# [AIM OF THE EXERCISE]
All the entries need to be quoted exactly, apart from the pictures, which you should drop.

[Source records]
════════════════════
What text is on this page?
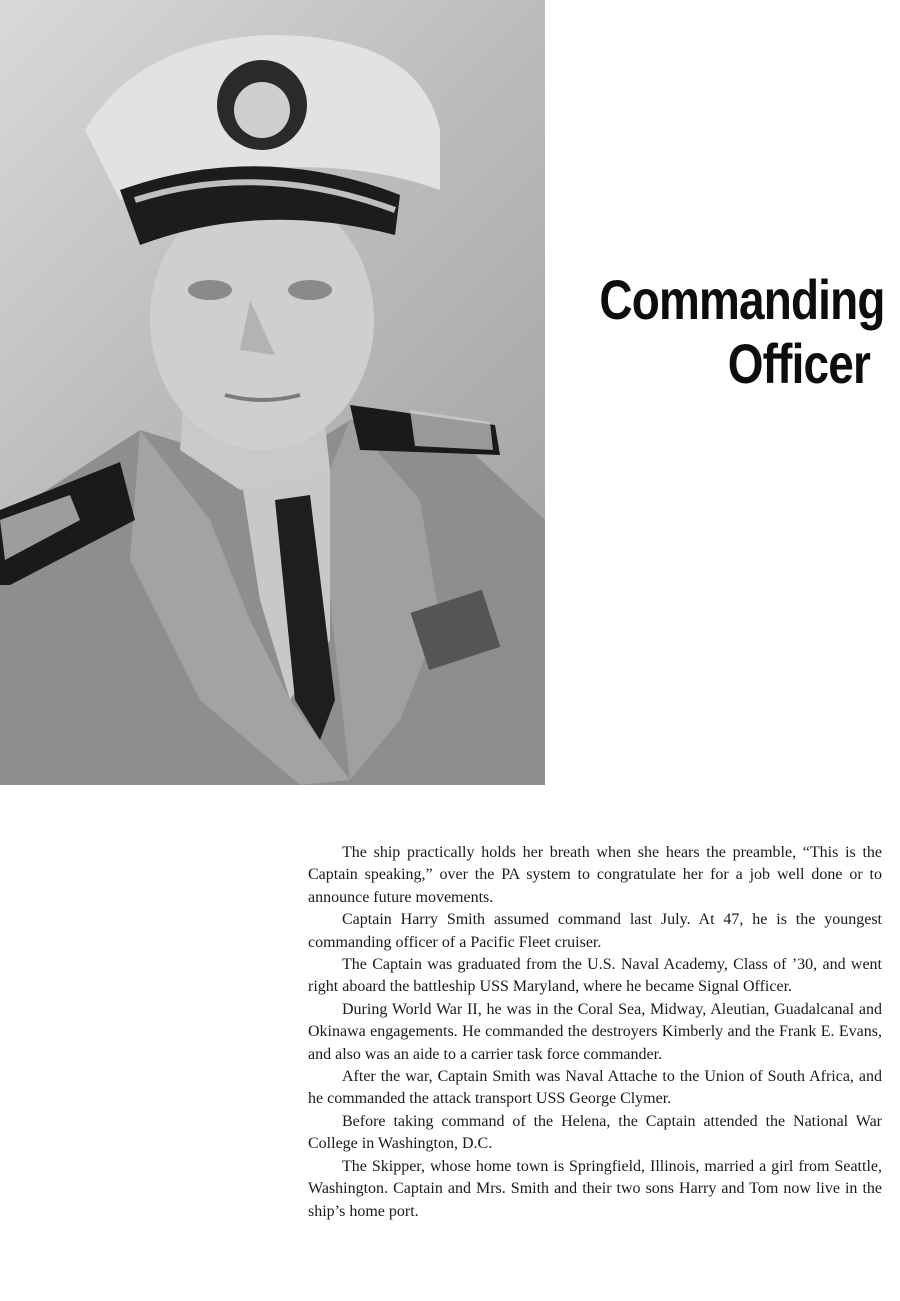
Commanding
Officer

The ship practically holds her breath when she hears the preamble, “This is the Captain speaking,” over the PA system to congratulate her for a job well done or to announce future movements.

Captain Harry Smith assumed command last July. At 47, he is the youngest commanding officer of a Pacific Fleet cruiser.

The Captain was graduated from the U.S. Naval Academy, Class of ’30, and went right aboard the battleship USS Maryland, where he became Signal Officer.

During World War II, he was in the Coral Sea, Midway, Aleutian, Guadalcanal and Okinawa engagements. He commanded the destroyers Kimberly and the Frank E. Evans, and also was an aide to a carrier task force commander.

After the war, Captain Smith was Naval Attache to the Union of South Africa, and he commanded the attack transport USS George Clymer.

Before taking command of the Helena, the Captain attended the National War College in Washington, D.C.

The Skipper, whose home town is Springfield, Illinois, married a girl from Seattle, Washington. Captain and Mrs. Smith and their two sons Harry and Tom now live in the ship’s home port.
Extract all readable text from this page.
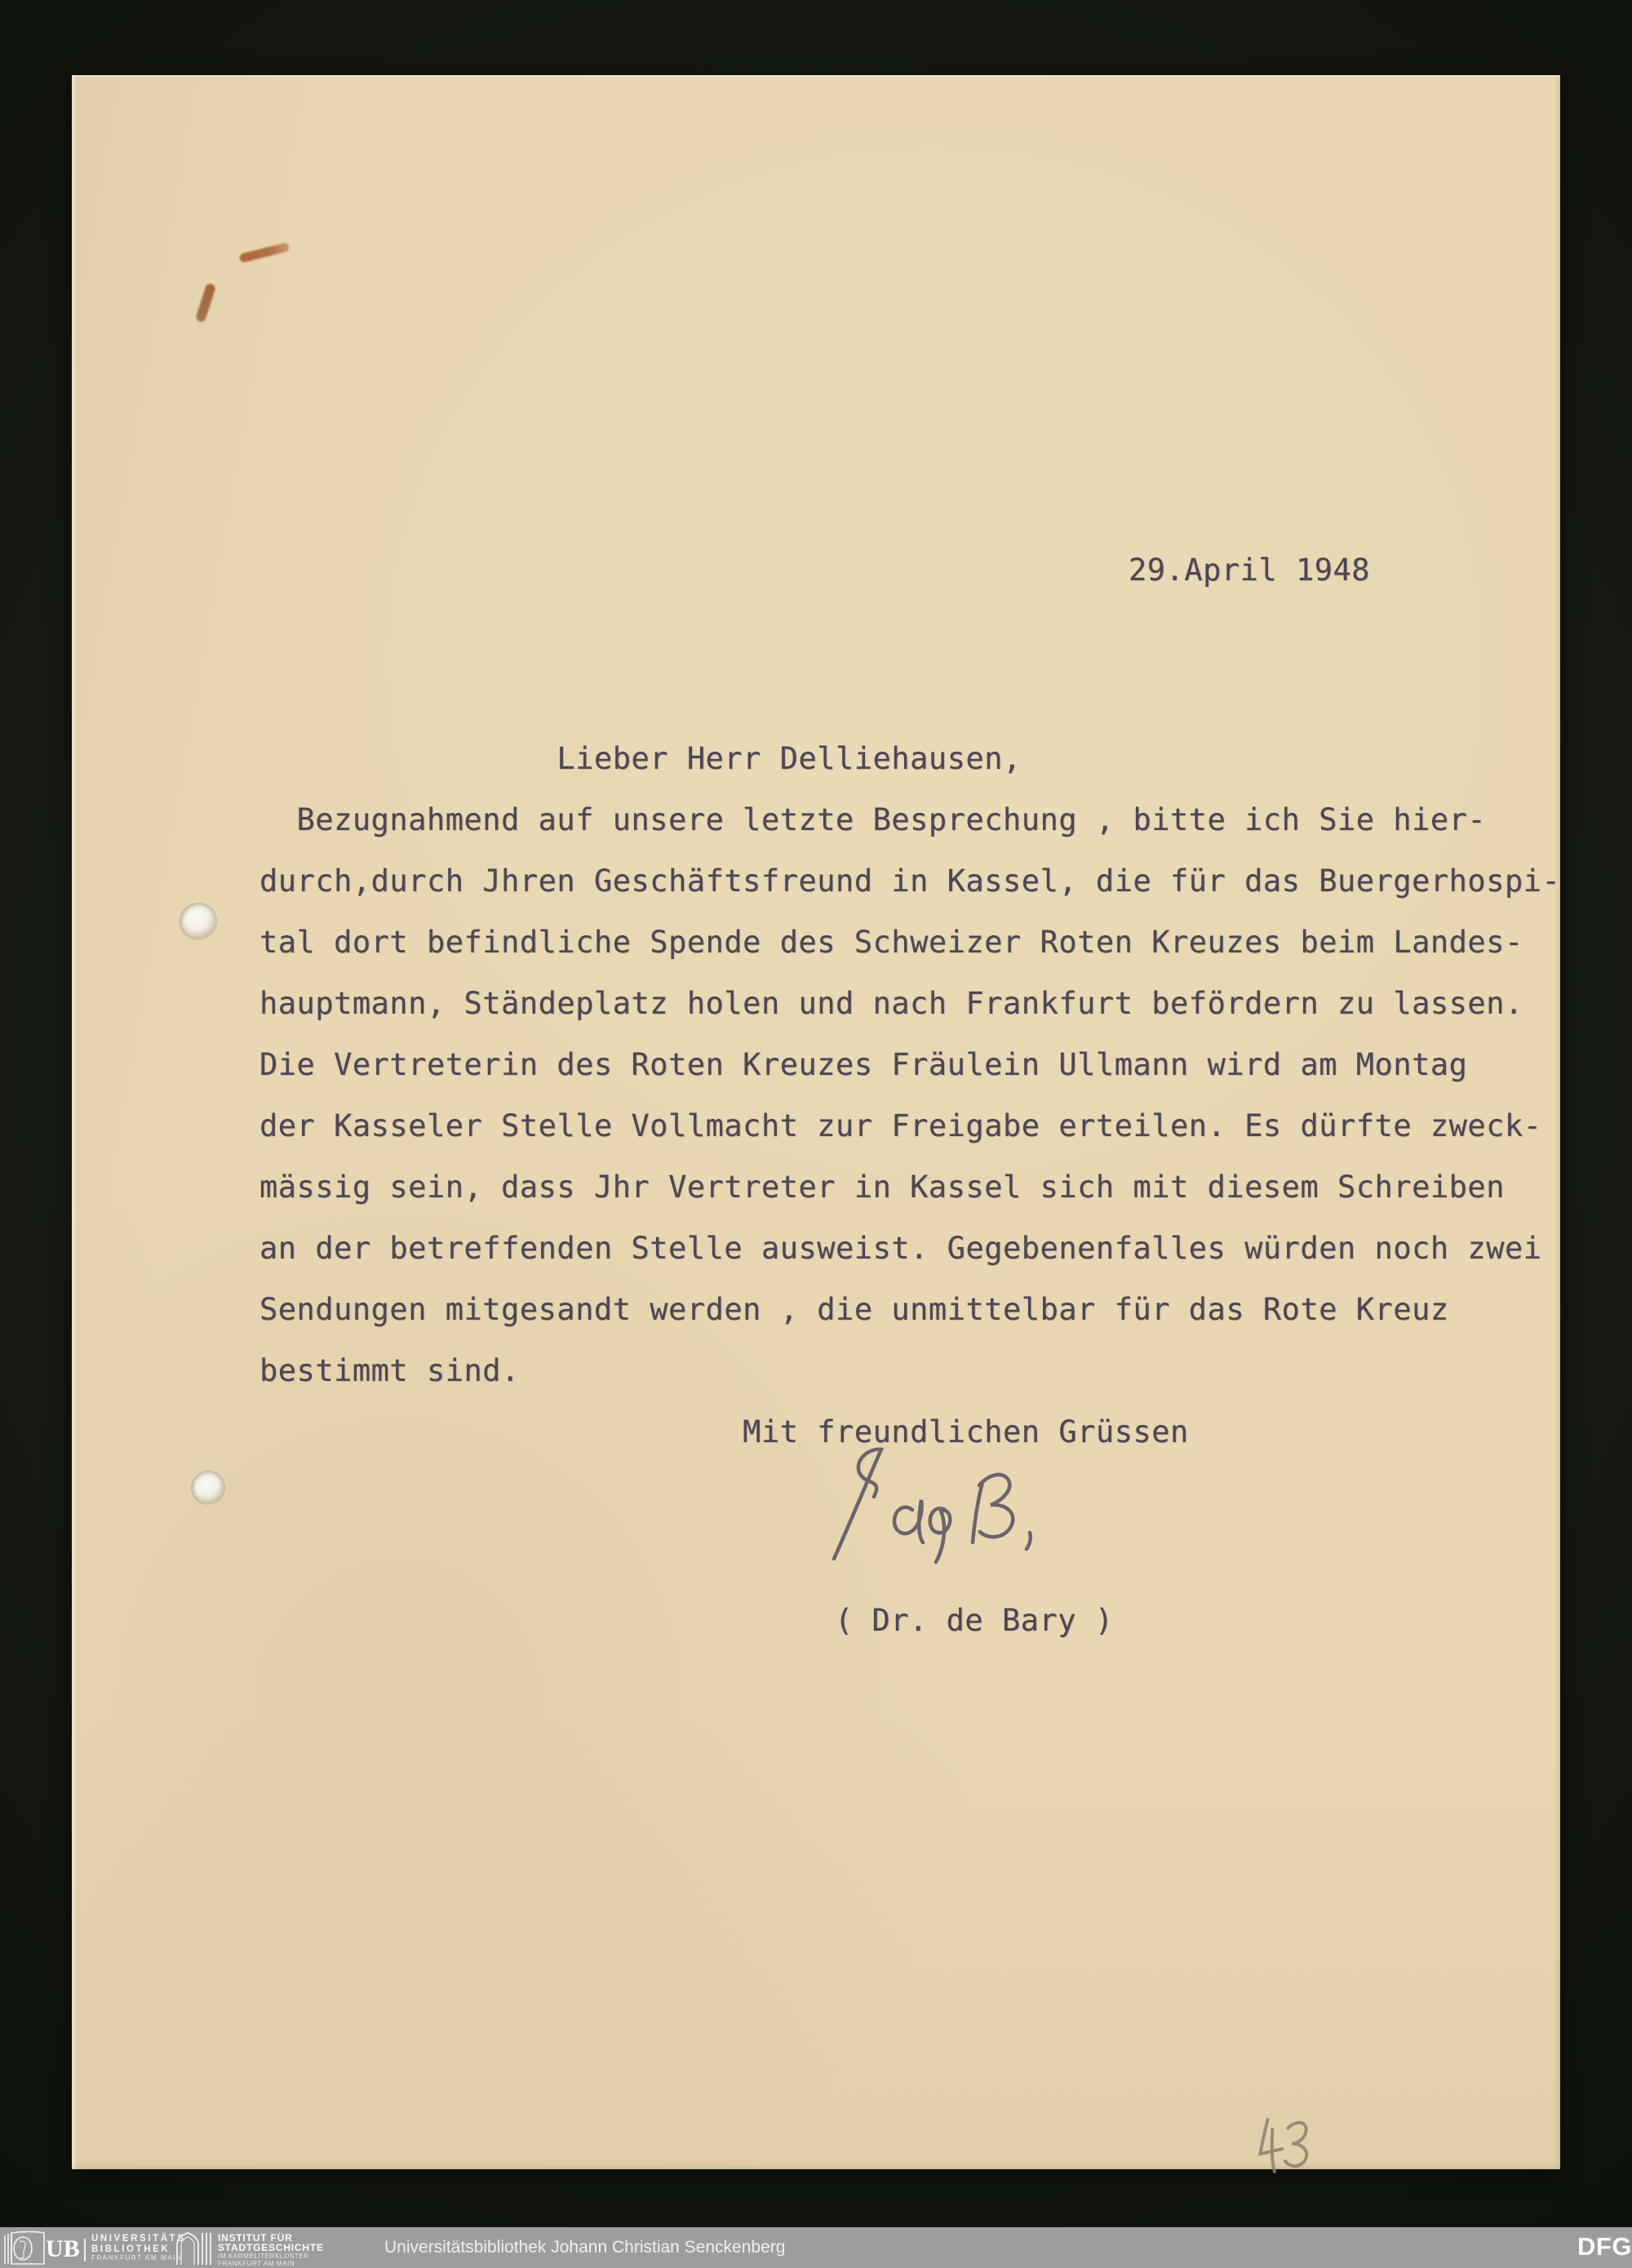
29.April 1948
Lieber Herr Delliehausen,
Bezugnahmend auf unsere letzte Besprechung , bitte ich Sie hier-
durch,durch Jhren Geschäftsfreund in Kassel, die für das Buergerhospi-
tal dort befindliche Spende des Schweizer Roten Kreuzes beim Landes-
hauptmann, Ständeplatz holen und nach Frankfurt befördern zu lassen.
Die Vertreterin des Roten Kreuzes Fräulein Ullmann wird am Montag
der Kasseler Stelle Vollmacht zur Freigabe erteilen. Es dürfte zweck-
mässig sein, dass Jhr Vertreter in Kassel sich mit diesem Schreiben
an der betreffenden Stelle ausweist. Gegebenenfalles würden noch zwei
Sendungen mitgesandt werden , die unmittelbar für das Rote Kreuz
bestimmt sind.
Mit freundlichen Grüssen
( Dr. de Bary )
UB UNIVERSITÄTS
BIBLIOTHEK
FRANKFURT AM MAIN
INSTITUT FÜR
STADTGESCHICHTE
IM KARMELITERKLOSTER
FRANKFURT AM MAIN
Universitätsbibliothek Johann Christian Senckenberg	DFG
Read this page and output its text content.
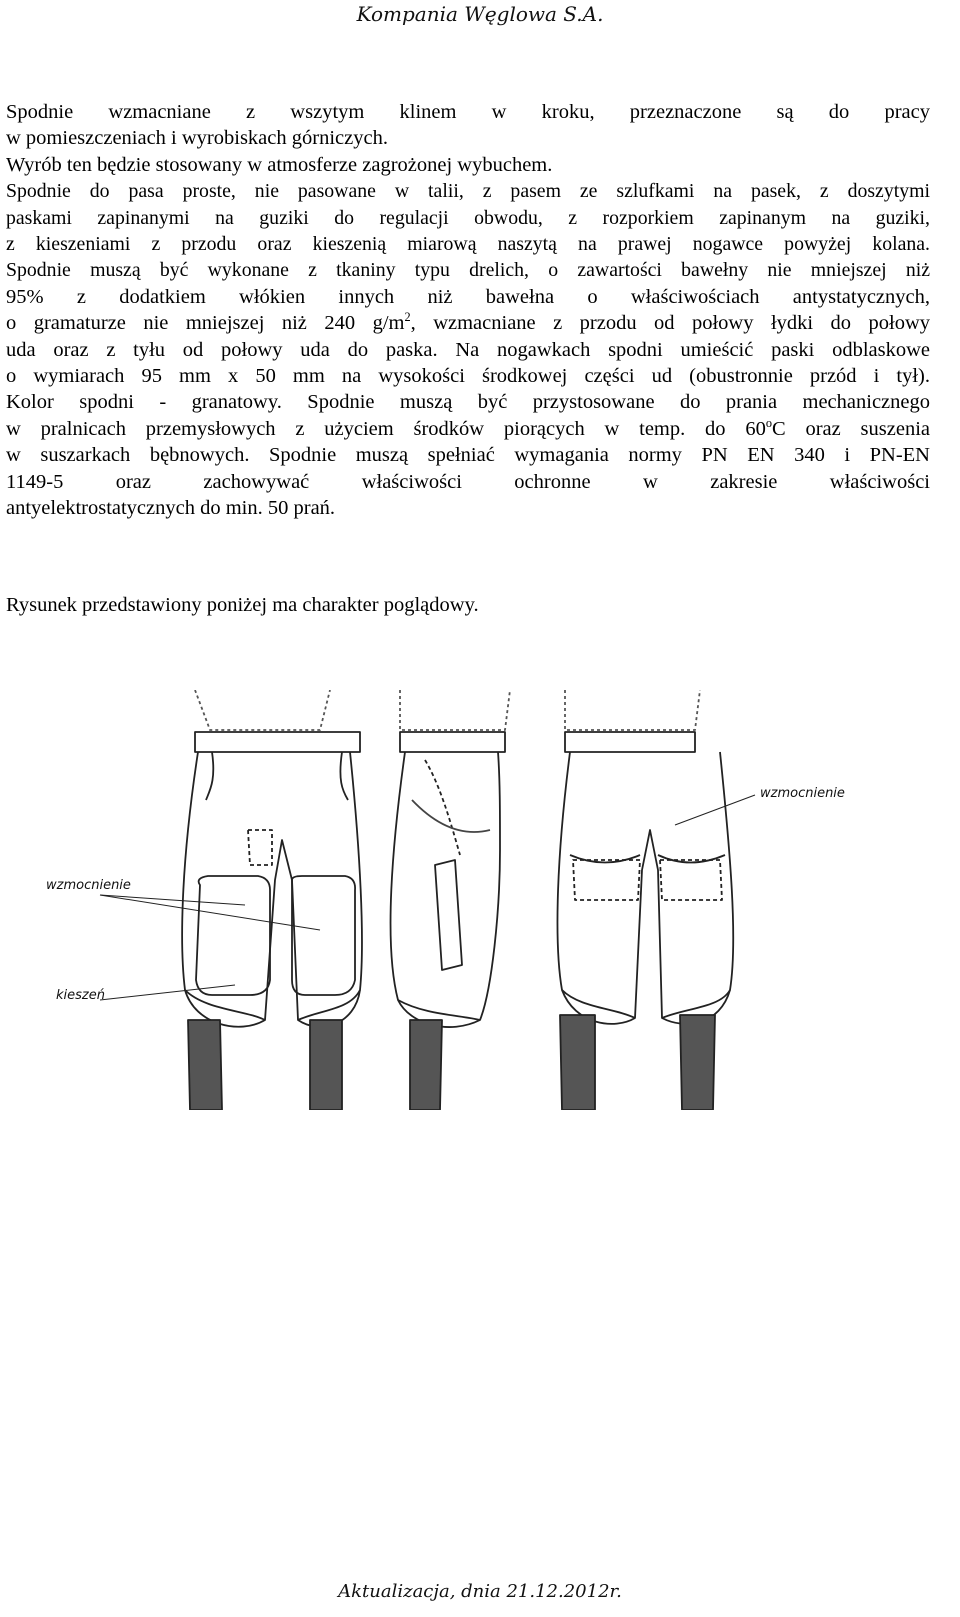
Kompania Węglowa S.A.
Spodnie wzmacniane z wszytym klinem w kroku, przeznaczone są do pracy
w pomieszczeniach i wyrobiskach górniczych.
Wyrób ten będzie stosowany w atmosferze zagrożonej wybuchem.
Spodnie do pasa proste, nie pasowane w talii, z pasem ze szlufkami na pasek, z doszytymi
paskami zapinanymi na guziki do regulacji obwodu, z rozporkiem zapinanym na guziki,
z kieszeniami z przodu oraz kieszenią miarową naszytą na prawej nogawce powyżej kolana.
Spodnie muszą być wykonane z tkaniny typu drelich, o zawartości bawełny nie mniejszej niż
95% z dodatkiem włókien innych niż bawełna o właściwościach antystatycznych,
o gramaturze nie mniejszej niż 240 $g/m^2$, wzmacniane z przodu od połowy łydki do połowy
uda oraz z tyłu od połowy uda do paska. Na nogawkach spodni umieścić paski odblaskowe
o wymiarach 95 mm x 50 mm na wysokości środkowej części ud (obustronnie przód i tył).
Kolor spodni - granatowy. Spodnie muszą być przystosowane do prania mechanicznego
w pralnicach przemysłowych z użyciem środków piorących w temp. do 60$^o$C oraz suszenia
w suszarkach bębnowych. Spodnie muszą spełniać wymagania normy PN EN 340 i PN-EN
1149-5 oraz zachowywać właściwości ochronne w zakresie właściwości
antyelektrostatycznych do min. 50 prań.
Rysunek przedstawiony poniżej ma charakter poglądowy.
wzmocnienie
kieszeń
wzmocnienie
Aktualizacja, dnia 21.12.2012r.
════════════════════
# [TASK OUTPUT]
What text is on this page?
Commanding
Officer

The ship practically holds her breath when she hears the preamble, “This is the Captain speaking,” over the PA system to congratulate her for a job well done or to announce future movements.

Captain Harry Smith assumed command last July. At 47, he is the youngest commanding officer of a Pacific Fleet cruiser.

The Captain was graduated from the U.S. Naval Academy, Class of ’30, and went right aboard the battleship USS Maryland, where he became Signal Officer.

During World War II, he was in the Coral Sea, Midway, Aleutian, Guadalcanal and Okinawa engagements. He commanded the destroyers Kimberly and the Frank E. Evans, and also was an aide to a carrier task force commander.

After the war, Captain Smith was Naval Attache to the Union of South Africa, and he commanded the attack transport USS George Clymer.

Before taking command of the Helena, the Captain attended the National War College in Washington, D.C.

The Skipper, whose home town is Springfield, Illinois, married a girl from Seattle, Washington. Captain and Mrs. Smith and their two sons Harry and Tom now live in the ship’s home port.
Extract all readable text from this page.
29.April 1948
Lieber Herr Delliehausen,
Bezugnahmend auf unsere letzte Besprechung , bitte ich Sie hier-
durch,durch Jhren Geschäftsfreund in Kassel, die für das Buergerhospi-
tal dort befindliche Spende des Schweizer Roten Kreuzes beim Landes-
hauptmann, Ständeplatz holen und nach Frankfurt befördern zu lassen.
Die Vertreterin des Roten Kreuzes Fräulein Ullmann wird am Montag
der Kasseler Stelle Vollmacht zur Freigabe erteilen. Es dürfte zweck-
mässig sein, dass Jhr Vertreter in Kassel sich mit diesem Schreiben
an der betreffenden Stelle ausweist. Gegebenenfalles würden noch zwei
Sendungen mitgesandt werden , die unmittelbar für das Rote Kreuz
bestimmt sind.
Mit freundlichen Grüssen
( Dr. de Bary )
UB UNIVERSITÄTS
BIBLIOTHEK
FRANKFURT AM MAIN
INSTITUT FÜR
STADTGESCHICHTE
IM KARMELITERKLOSTER
FRANKFURT AM MAIN
Universitätsbibliothek Johann Christian Senckenberg	DFG
Read this page and output its text content.
Kompania Węglowa S.A.
Spodnie wzmacniane z wszytym klinem w kroku, przeznaczone są do pracy
w pomieszczeniach i wyrobiskach górniczych.
Wyrób ten będzie stosowany w atmosferze zagrożonej wybuchem.
Spodnie do pasa proste, nie pasowane w talii, z pasem ze szlufkami na pasek, z doszytymi
paskami zapinanymi na guziki do regulacji obwodu, z rozporkiem zapinanym na guziki,
z kieszeniami z przodu oraz kieszenią miarową naszytą na prawej nogawce powyżej kolana.
Spodnie muszą być wykonane z tkaniny typu drelich, o zawartości bawełny nie mniejszej niż
95% z dodatkiem włókien innych niż bawełna o właściwościach antystatycznych,
o gramaturze nie mniejszej niż 240 $g/m^2$, wzmacniane z przodu od połowy łydki do połowy
uda oraz z tyłu od połowy uda do paska. Na nogawkach spodni umieścić paski odblaskowe
o wymiarach 95 mm x 50 mm na wysokości środkowej części ud (obustronnie przód i tył).
Kolor spodni - granatowy. Spodnie muszą być przystosowane do prania mechanicznego
w pralnicach przemysłowych z użyciem środków piorących w temp. do 60$^o$C oraz suszenia
w suszarkach bębnowych. Spodnie muszą spełniać wymagania normy PN EN 340 i PN-EN
1149-5 oraz zachowywać właściwości ochronne w zakresie właściwości
antyelektrostatycznych do min. 50 prań.
Rysunek przedstawiony poniżej ma charakter poglądowy.
wzmocnienie
kieszeń
wzmocnienie
Aktualizacja, dnia 21.12.2012r.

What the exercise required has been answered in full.